▶ Stored data

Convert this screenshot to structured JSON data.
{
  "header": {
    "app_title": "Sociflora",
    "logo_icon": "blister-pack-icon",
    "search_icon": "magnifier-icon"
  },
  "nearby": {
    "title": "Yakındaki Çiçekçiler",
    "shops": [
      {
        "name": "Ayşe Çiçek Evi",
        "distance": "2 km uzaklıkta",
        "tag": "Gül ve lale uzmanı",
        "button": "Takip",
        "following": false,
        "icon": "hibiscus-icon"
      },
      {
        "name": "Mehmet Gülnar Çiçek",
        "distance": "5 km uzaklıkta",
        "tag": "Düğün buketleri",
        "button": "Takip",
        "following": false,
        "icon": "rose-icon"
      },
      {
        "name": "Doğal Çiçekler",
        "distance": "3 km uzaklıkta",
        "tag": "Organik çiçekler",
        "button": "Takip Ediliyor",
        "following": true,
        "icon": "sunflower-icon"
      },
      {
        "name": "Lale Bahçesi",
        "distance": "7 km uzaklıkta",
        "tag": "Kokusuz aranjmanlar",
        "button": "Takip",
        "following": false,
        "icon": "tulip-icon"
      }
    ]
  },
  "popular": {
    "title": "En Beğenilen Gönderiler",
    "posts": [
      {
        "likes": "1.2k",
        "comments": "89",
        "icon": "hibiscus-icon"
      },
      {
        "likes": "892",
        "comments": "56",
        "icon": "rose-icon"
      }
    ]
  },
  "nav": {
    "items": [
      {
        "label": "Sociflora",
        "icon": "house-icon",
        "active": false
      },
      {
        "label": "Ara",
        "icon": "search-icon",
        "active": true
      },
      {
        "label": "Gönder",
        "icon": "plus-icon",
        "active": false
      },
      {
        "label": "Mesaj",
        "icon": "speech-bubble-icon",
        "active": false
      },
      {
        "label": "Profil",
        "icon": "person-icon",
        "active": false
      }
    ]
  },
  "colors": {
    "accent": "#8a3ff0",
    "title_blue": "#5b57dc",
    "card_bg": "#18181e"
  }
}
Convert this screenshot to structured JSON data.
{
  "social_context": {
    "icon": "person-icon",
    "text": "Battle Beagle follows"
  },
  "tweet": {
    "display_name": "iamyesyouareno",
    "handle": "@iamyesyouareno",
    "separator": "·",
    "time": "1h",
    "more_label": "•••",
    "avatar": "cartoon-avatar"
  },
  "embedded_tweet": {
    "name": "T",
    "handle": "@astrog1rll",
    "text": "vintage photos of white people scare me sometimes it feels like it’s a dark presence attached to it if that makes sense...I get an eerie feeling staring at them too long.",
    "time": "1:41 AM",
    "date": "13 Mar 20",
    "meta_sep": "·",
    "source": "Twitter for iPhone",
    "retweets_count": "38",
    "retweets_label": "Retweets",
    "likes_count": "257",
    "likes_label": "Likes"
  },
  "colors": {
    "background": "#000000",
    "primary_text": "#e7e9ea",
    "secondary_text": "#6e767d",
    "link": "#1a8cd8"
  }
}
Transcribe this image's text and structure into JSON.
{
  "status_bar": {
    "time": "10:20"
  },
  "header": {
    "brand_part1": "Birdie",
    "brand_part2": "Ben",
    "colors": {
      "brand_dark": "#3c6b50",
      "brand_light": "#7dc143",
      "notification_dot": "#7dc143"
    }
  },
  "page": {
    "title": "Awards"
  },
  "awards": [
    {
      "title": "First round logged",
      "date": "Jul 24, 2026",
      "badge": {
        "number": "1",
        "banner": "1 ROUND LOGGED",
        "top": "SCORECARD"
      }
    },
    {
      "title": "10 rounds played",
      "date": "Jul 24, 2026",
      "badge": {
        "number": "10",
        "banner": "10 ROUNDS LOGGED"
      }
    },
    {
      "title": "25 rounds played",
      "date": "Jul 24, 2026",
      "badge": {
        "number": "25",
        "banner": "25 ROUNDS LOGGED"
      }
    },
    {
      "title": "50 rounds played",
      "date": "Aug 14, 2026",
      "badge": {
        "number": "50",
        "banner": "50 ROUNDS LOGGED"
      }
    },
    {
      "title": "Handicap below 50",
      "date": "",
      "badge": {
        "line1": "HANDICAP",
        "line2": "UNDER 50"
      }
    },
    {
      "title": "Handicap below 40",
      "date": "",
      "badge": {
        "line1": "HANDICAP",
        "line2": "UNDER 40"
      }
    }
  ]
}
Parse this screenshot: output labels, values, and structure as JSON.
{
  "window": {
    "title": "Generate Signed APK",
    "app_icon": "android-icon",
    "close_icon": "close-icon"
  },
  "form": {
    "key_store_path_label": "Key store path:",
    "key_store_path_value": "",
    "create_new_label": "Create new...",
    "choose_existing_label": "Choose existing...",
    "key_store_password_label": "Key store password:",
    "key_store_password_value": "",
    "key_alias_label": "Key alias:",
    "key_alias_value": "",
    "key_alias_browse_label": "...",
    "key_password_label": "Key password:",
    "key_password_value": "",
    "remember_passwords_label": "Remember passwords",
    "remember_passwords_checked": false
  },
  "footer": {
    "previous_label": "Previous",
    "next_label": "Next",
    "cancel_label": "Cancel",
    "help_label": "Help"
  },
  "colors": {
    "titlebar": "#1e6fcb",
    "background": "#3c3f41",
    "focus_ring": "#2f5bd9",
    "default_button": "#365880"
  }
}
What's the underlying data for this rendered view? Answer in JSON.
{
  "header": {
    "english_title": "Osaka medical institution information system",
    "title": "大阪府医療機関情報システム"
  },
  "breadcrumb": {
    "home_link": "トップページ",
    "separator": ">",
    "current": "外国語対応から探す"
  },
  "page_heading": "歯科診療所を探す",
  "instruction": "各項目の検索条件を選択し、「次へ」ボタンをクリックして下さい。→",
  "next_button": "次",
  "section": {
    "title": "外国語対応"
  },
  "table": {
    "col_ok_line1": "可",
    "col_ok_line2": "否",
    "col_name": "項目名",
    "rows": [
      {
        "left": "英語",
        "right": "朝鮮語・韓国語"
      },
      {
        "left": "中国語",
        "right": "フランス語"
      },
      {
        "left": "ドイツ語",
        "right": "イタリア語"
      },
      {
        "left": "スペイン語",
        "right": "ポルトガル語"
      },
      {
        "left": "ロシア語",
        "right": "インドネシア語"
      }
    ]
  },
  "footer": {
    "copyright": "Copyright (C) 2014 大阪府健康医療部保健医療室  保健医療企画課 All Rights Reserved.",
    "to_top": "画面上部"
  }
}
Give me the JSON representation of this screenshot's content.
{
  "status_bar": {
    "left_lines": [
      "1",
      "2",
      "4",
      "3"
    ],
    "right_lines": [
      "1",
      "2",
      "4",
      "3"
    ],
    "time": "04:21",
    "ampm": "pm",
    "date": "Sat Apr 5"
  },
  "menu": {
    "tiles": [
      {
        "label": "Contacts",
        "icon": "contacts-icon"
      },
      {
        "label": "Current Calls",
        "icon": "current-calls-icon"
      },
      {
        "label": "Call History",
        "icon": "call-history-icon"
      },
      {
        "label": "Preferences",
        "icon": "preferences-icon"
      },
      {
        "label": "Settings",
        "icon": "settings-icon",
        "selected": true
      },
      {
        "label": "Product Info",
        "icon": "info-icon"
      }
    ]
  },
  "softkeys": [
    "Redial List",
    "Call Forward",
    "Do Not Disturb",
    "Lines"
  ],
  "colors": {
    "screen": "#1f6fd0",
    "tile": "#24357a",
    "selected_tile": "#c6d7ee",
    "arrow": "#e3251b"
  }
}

▶ What is asked
Make an exact copy of the records.

▶ Task answer
Convert this screenshot to structured JSON data.
{
  "header": {
    "app_title": "Sociflora",
    "logo_icon": "blister-pack-icon",
    "search_icon": "magnifier-icon"
  },
  "nearby": {
    "title": "Yakındaki Çiçekçiler",
    "shops": [
      {
        "name": "Ayşe Çiçek Evi",
        "distance": "2 km uzaklıkta",
        "tag": "Gül ve lale uzmanı",
        "button": "Takip",
        "following": false,
        "icon": "hibiscus-icon"
      },
      {
        "name": "Mehmet Gülnar Çiçek",
        "distance": "5 km uzaklıkta",
        "tag": "Düğün buketleri",
        "button": "Takip",
        "following": false,
        "icon": "rose-icon"
      },
      {
        "name": "Doğal Çiçekler",
        "distance": "3 km uzaklıkta",
        "tag": "Organik çiçekler",
        "button": "Takip Ediliyor",
        "following": true,
        "icon": "sunflower-icon"
      },
      {
        "name": "Lale Bahçesi",
        "distance": "7 km uzaklıkta",
        "tag": "Kokusuz aranjmanlar",
        "button": "Takip",
        "following": false,
        "icon": "tulip-icon"
      }
    ]
  },
  "popular": {
    "title": "En Beğenilen Gönderiler",
    "posts": [
      {
        "likes": "1.2k",
        "comments": "89",
        "icon": "hibiscus-icon"
      },
      {
        "likes": "892",
        "comments": "56",
        "icon": "rose-icon"
      }
    ]
  },
  "nav": {
    "items": [
      {
        "label": "Sociflora",
        "icon": "house-icon",
        "active": false
      },
      {
        "label": "Ara",
        "icon": "search-icon",
        "active": true
      },
      {
        "label": "Gönder",
        "icon": "plus-icon",
        "active": false
      },
      {
        "label": "Mesaj",
        "icon": "speech-bubble-icon",
        "active": false
      },
      {
        "label": "Profil",
        "icon": "person-icon",
        "active": false
      }
    ]
  },
  "colors": {
    "accent": "#8a3ff0",
    "title_blue": "#5b57dc",
    "card_bg": "#18181e"
  }
}
Convert this screenshot to structured JSON data.
{
  "social_context": {
    "icon": "person-icon",
    "text": "Battle Beagle follows"
  },
  "tweet": {
    "display_name": "iamyesyouareno",
    "handle": "@iamyesyouareno",
    "separator": "·",
    "time": "1h",
    "more_label": "•••",
    "avatar": "cartoon-avatar"
  },
  "embedded_tweet": {
    "name": "T",
    "handle": "@astrog1rll",
    "text": "vintage photos of white people scare me sometimes it feels like it’s a dark presence attached to it if that makes sense...I get an eerie feeling staring at them too long.",
    "time": "1:41 AM",
    "date": "13 Mar 20",
    "meta_sep": "·",
    "source": "Twitter for iPhone",
    "retweets_count": "38",
    "retweets_label": "Retweets",
    "likes_count": "257",
    "likes_label": "Likes"
  },
  "colors": {
    "background": "#000000",
    "primary_text": "#e7e9ea",
    "secondary_text": "#6e767d",
    "link": "#1a8cd8"
  }
}
Transcribe this image's text and structure into JSON.
{
  "status_bar": {
    "time": "10:20"
  },
  "header": {
    "brand_part1": "Birdie",
    "brand_part2": "Ben",
    "colors": {
      "brand_dark": "#3c6b50",
      "brand_light": "#7dc143",
      "notification_dot": "#7dc143"
    }
  },
  "page": {
    "title": "Awards"
  },
  "awards": [
    {
      "title": "First round logged",
      "date": "Jul 24, 2026",
      "badge": {
        "number": "1",
        "banner": "1 ROUND LOGGED",
        "top": "SCORECARD"
      }
    },
    {
      "title": "10 rounds played",
      "date": "Jul 24, 2026",
      "badge": {
        "number": "10",
        "banner": "10 ROUNDS LOGGED"
      }
    },
    {
      "title": "25 rounds played",
      "date": "Jul 24, 2026",
      "badge": {
        "number": "25",
        "banner": "25 ROUNDS LOGGED"
      }
    },
    {
      "title": "50 rounds played",
      "date": "Aug 14, 2026",
      "badge": {
        "number": "50",
        "banner": "50 ROUNDS LOGGED"
      }
    },
    {
      "title": "Handicap below 50",
      "date": "",
      "badge": {
        "line1": "HANDICAP",
        "line2": "UNDER 50"
      }
    },
    {
      "title": "Handicap below 40",
      "date": "",
      "badge": {
        "line1": "HANDICAP",
        "line2": "UNDER 40"
      }
    }
  ]
}
Parse this screenshot: output labels, values, and structure as JSON.
{
  "window": {
    "title": "Generate Signed APK",
    "app_icon": "android-icon",
    "close_icon": "close-icon"
  },
  "form": {
    "key_store_path_label": "Key store path:",
    "key_store_path_value": "",
    "create_new_label": "Create new...",
    "choose_existing_label": "Choose existing...",
    "key_store_password_label": "Key store password:",
    "key_store_password_value": "",
    "key_alias_label": "Key alias:",
    "key_alias_value": "",
    "key_alias_browse_label": "...",
    "key_password_label": "Key password:",
    "key_password_value": "",
    "remember_passwords_label": "Remember passwords",
    "remember_passwords_checked": false
  },
  "footer": {
    "previous_label": "Previous",
    "next_label": "Next",
    "cancel_label": "Cancel",
    "help_label": "Help"
  },
  "colors": {
    "titlebar": "#1e6fcb",
    "background": "#3c3f41",
    "focus_ring": "#2f5bd9",
    "default_button": "#365880"
  }
}
What's the underlying data for this rendered view? Answer in JSON.
{
  "header": {
    "english_title": "Osaka medical institution information system",
    "title": "大阪府医療機関情報システム"
  },
  "breadcrumb": {
    "home_link": "トップページ",
    "separator": ">",
    "current": "外国語対応から探す"
  },
  "page_heading": "歯科診療所を探す",
  "instruction": "各項目の検索条件を選択し、「次へ」ボタンをクリックして下さい。→",
  "next_button": "次",
  "section": {
    "title": "外国語対応"
  },
  "table": {
    "col_ok_line1": "可",
    "col_ok_line2": "否",
    "col_name": "項目名",
    "rows": [
      {
        "left": "英語",
        "right": "朝鮮語・韓国語"
      },
      {
        "left": "中国語",
        "right": "フランス語"
      },
      {
        "left": "ドイツ語",
        "right": "イタリア語"
      },
      {
        "left": "スペイン語",
        "right": "ポルトガル語"
      },
      {
        "left": "ロシア語",
        "right": "インドネシア語"
      }
    ]
  },
  "footer": {
    "copyright": "Copyright (C) 2014 大阪府健康医療部保健医療室  保健医療企画課 All Rights Reserved.",
    "to_top": "画面上部"
  }
}
Give me the JSON representation of this screenshot's content.
{
  "status_bar": {
    "left_lines": [
      "1",
      "2",
      "4",
      "3"
    ],
    "right_lines": [
      "1",
      "2",
      "4",
      "3"
    ],
    "time": "04:21",
    "ampm": "pm",
    "date": "Sat Apr 5"
  },
  "menu": {
    "tiles": [
      {
        "label": "Contacts",
        "icon": "contacts-icon"
      },
      {
        "label": "Current Calls",
        "icon": "current-calls-icon"
      },
      {
        "label": "Call History",
        "icon": "call-history-icon"
      },
      {
        "label": "Preferences",
        "icon": "preferences-icon"
      },
      {
        "label": "Settings",
        "icon": "settings-icon",
        "selected": true
      },
      {
        "label": "Product Info",
        "icon": "info-icon"
      }
    ]
  },
  "softkeys": [
    "Redial List",
    "Call Forward",
    "Do Not Disturb",
    "Lines"
  ],
  "colors": {
    "screen": "#1f6fd0",
    "tile": "#24357a",
    "selected_tile": "#c6d7ee",
    "arrow": "#e3251b"
  }
}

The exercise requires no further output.